■ To be done: In the data below, find each line containing the string "restore" and return it.

■ Data records:

+---+

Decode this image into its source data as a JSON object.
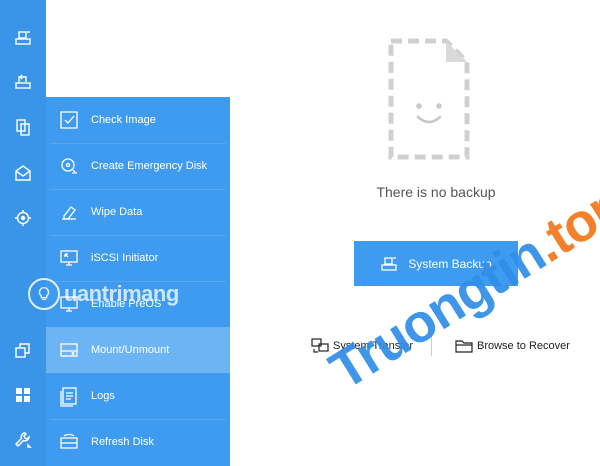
{
  "rail": {
    "items": [
      {
        "name": "backup-icon"
      },
      {
        "name": "restore-icon"
      },
      {
        "name": "clone-icon"
      },
      {
        "name": "email-icon"
      },
      {
        "name": "target-icon"
      },
      {
        "name": "window-restore-icon"
      },
      {
        "name": "apps-grid-icon"
      },
      {
        "name": "tools-wrench-icon"
      }
    ]
  },
  "menu": {
    "items": [
      {
        "label": "Check Image",
        "icon": "check-image-icon"
      },
      {
        "label": "Create Emergency Disk",
        "icon": "emergency-disk-icon"
      },
      {
        "label": "Wipe Data",
        "icon": "eraser-icon"
      },
      {
        "label": "iSCSI Initiator",
        "icon": "monitor-arrow-icon"
      },
      {
        "label": "Enable PreOS",
        "icon": "preos-icon"
      },
      {
        "label": "Mount/Unmount",
        "icon": "drive-icon"
      },
      {
        "label": "Logs",
        "icon": "logs-icon"
      },
      {
        "label": "Refresh Disk",
        "icon": "refresh-disk-icon"
      }
    ],
    "active_index": 5
  },
  "main": {
    "empty_text": "There is no backup",
    "backup_button": "System Backup",
    "system_transfer": "System Transfer",
    "browse_to_recover": "Browse to Recover"
  },
  "watermarks": {
    "left": "uantrimang",
    "right_main": "Truongtin",
    "right_dot": ".",
    "right_tail": "top"
  },
  "colors": {
    "rail": "#3a95e9",
    "flyout": "#3f9bf0",
    "active": "#6db4f5",
    "accent": "#3f9bf0"
  }
}
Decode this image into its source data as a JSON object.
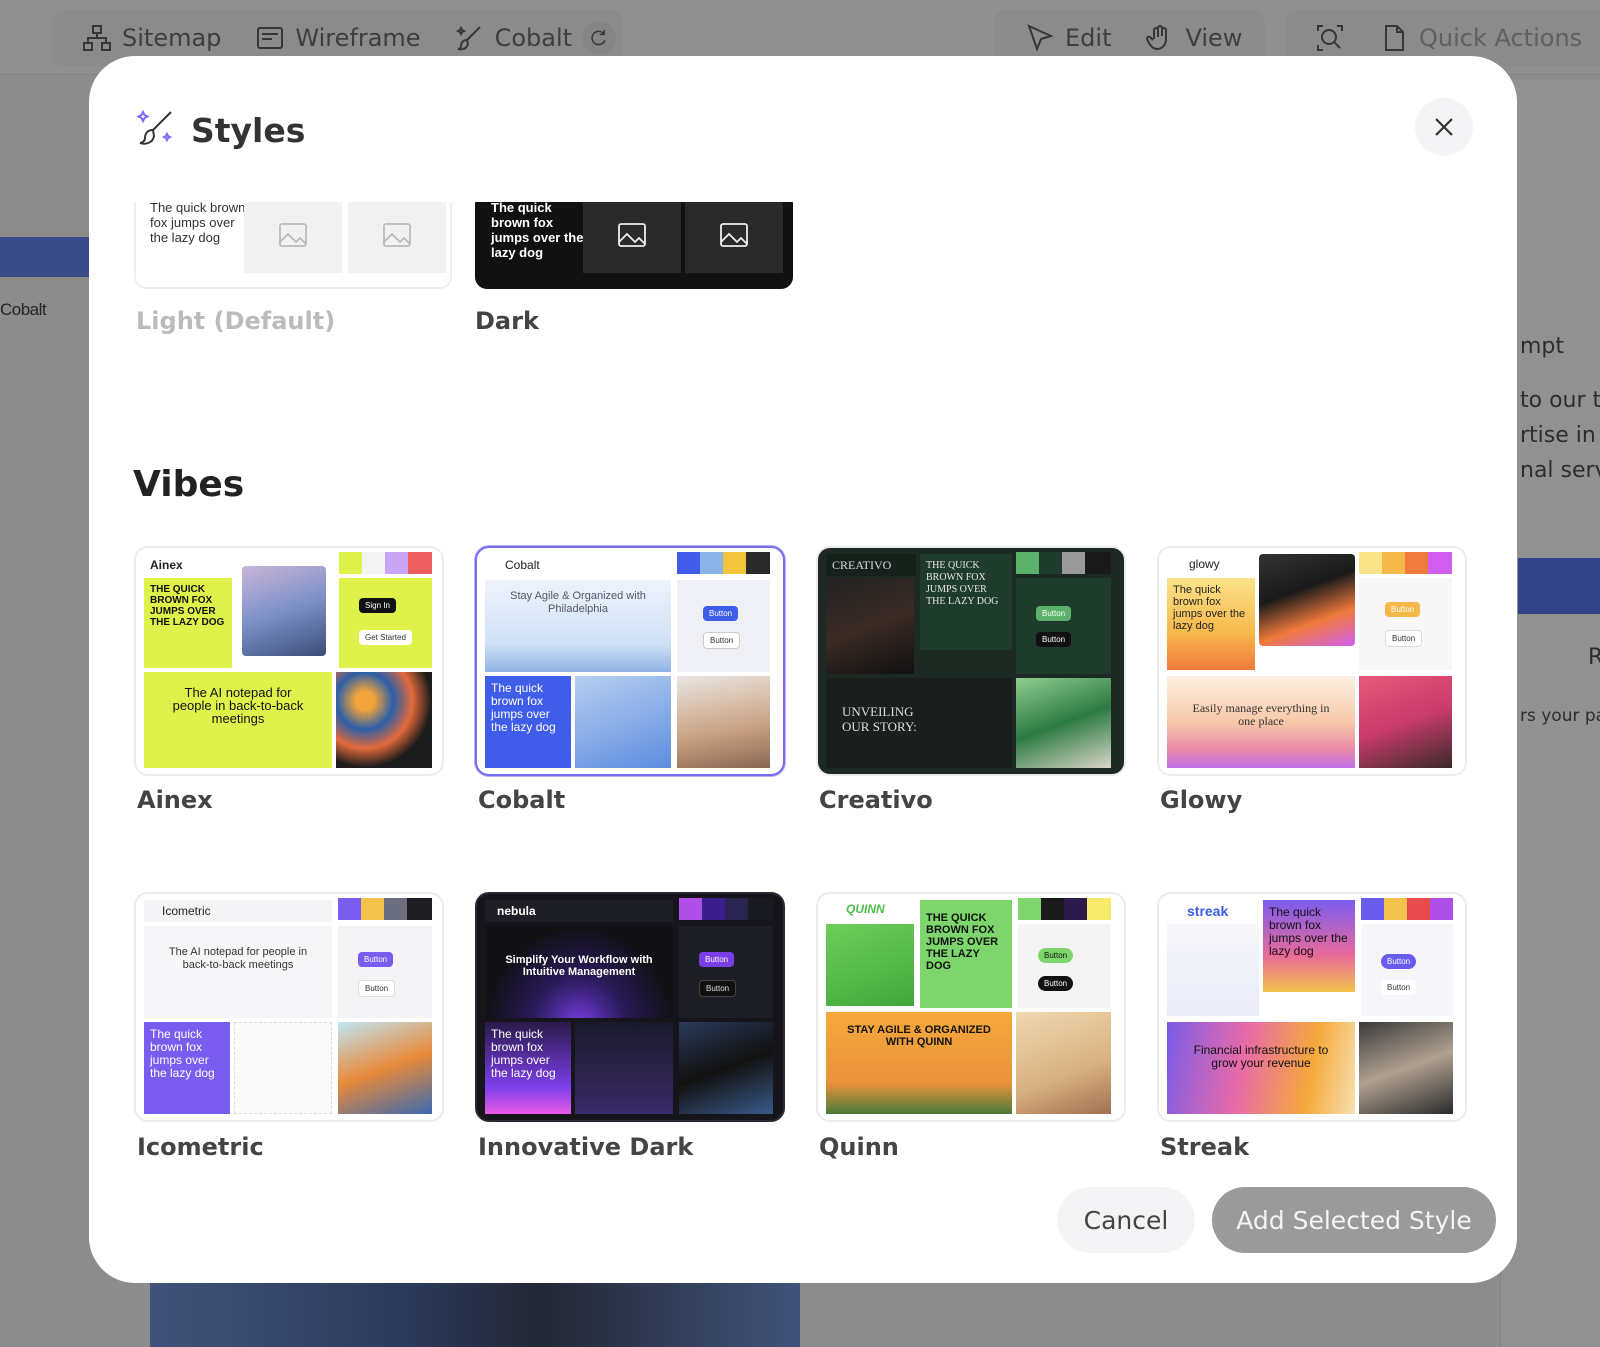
{
  "toolbar": {
    "sitemap": "Sitemap",
    "wireframe": "Wireframe",
    "cobalt": "Cobalt",
    "edit": "Edit",
    "view": "View",
    "quick_actions": "Quick Actions"
  },
  "background": {
    "canvas_tag": "Cobalt",
    "side_prompt": "mpt",
    "side_line1": "to our t",
    "side_line2": "rtise in f",
    "side_line3": "nal serv",
    "side_r": "R",
    "side_line4": "rs your pa"
  },
  "modal": {
    "title": "Styles",
    "themes": [
      {
        "label": "Light (Default)",
        "preview_text": "The quick brown fox jumps over the lazy dog"
      },
      {
        "label": "Dark",
        "preview_text": "The quick brown fox jumps over the lazy dog"
      }
    ],
    "vibes_title": "Vibes",
    "vibes": [
      {
        "label": "Ainex",
        "logo": "Ainex",
        "headline": "THE QUICK BROWN FOX JUMPS OVER THE LAZY DOG",
        "sub": "The AI notepad for people in back-to-back meetings",
        "btn1": "Sign In",
        "btn2": "Get Started",
        "swatches": [
          "#dff24b",
          "#f4f4f4",
          "#c9a6f5",
          "#f05f5f"
        ]
      },
      {
        "label": "Cobalt",
        "logo": "Cobalt",
        "headline": "Stay Agile & Organized with Philadelphia",
        "sub": "The quick brown fox jumps over the lazy dog",
        "btn1": "Button",
        "btn2": "Button",
        "swatches": [
          "#3f5de8",
          "#8ab4e8",
          "#f2c53d",
          "#2a2a2a"
        ]
      },
      {
        "label": "Creativo",
        "logo": "CREATIVO",
        "headline": "THE QUICK BROWN FOX JUMPS OVER THE LAZY DOG",
        "sub": "UNVEILING OUR STORY:",
        "btn1": "Button",
        "btn2": "Button",
        "swatches": [
          "#5bb06a",
          "#1f3b2c",
          "#9a9a9a",
          "#1a1a1a"
        ]
      },
      {
        "label": "Glowy",
        "logo": "glowy",
        "headline": "The quick brown fox jumps over the lazy dog",
        "sub": "Easily manage everything in one place",
        "btn1": "Button",
        "btn2": "Button",
        "swatches": [
          "#fbe38a",
          "#f7b84b",
          "#f07a3b",
          "#d05ef0"
        ]
      },
      {
        "label": "Icometric",
        "logo": "Icometric",
        "headline": "The quick brown fox jumps over the lazy dog",
        "sub": "The AI notepad for people in back-to-back meetings",
        "btn1": "Button",
        "btn2": "Button",
        "swatches": [
          "#7b5cf0",
          "#f2c24b",
          "#6b6f80",
          "#1e1e22"
        ]
      },
      {
        "label": "Innovative Dark",
        "logo": "nebula",
        "headline": "The quick brown fox jumps over the lazy dog",
        "sub": "Simplify Your Workflow with Intuitive Management",
        "btn1": "Button",
        "btn2": "Button",
        "swatches": [
          "#b04ee8",
          "#3b1e8c",
          "#2a2550",
          "#1a1a22"
        ]
      },
      {
        "label": "Quinn",
        "logo": "QUINN",
        "headline": "THE QUICK BROWN FOX JUMPS OVER THE LAZY DOG",
        "sub": "STAY AGILE & ORGANIZED WITH QUINN",
        "btn1": "Button",
        "btn2": "Button",
        "swatches": [
          "#7dd56b",
          "#1a1a1a",
          "#2e1a4a",
          "#f7ea6b"
        ]
      },
      {
        "label": "Streak",
        "logo": "streak",
        "headline": "The quick brown fox jumps over the lazy dog",
        "sub": "Financial infrastructure to grow your revenue",
        "btn1": "Button",
        "btn2": "Button",
        "swatches": [
          "#6b5cf0",
          "#f2c24b",
          "#e84b4b",
          "#b04ee8"
        ]
      }
    ],
    "cancel": "Cancel",
    "add": "Add Selected Style"
  }
}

+---+

■ Expected answer:
        "name": "restore-icon"
        "name": "window-restore-icon"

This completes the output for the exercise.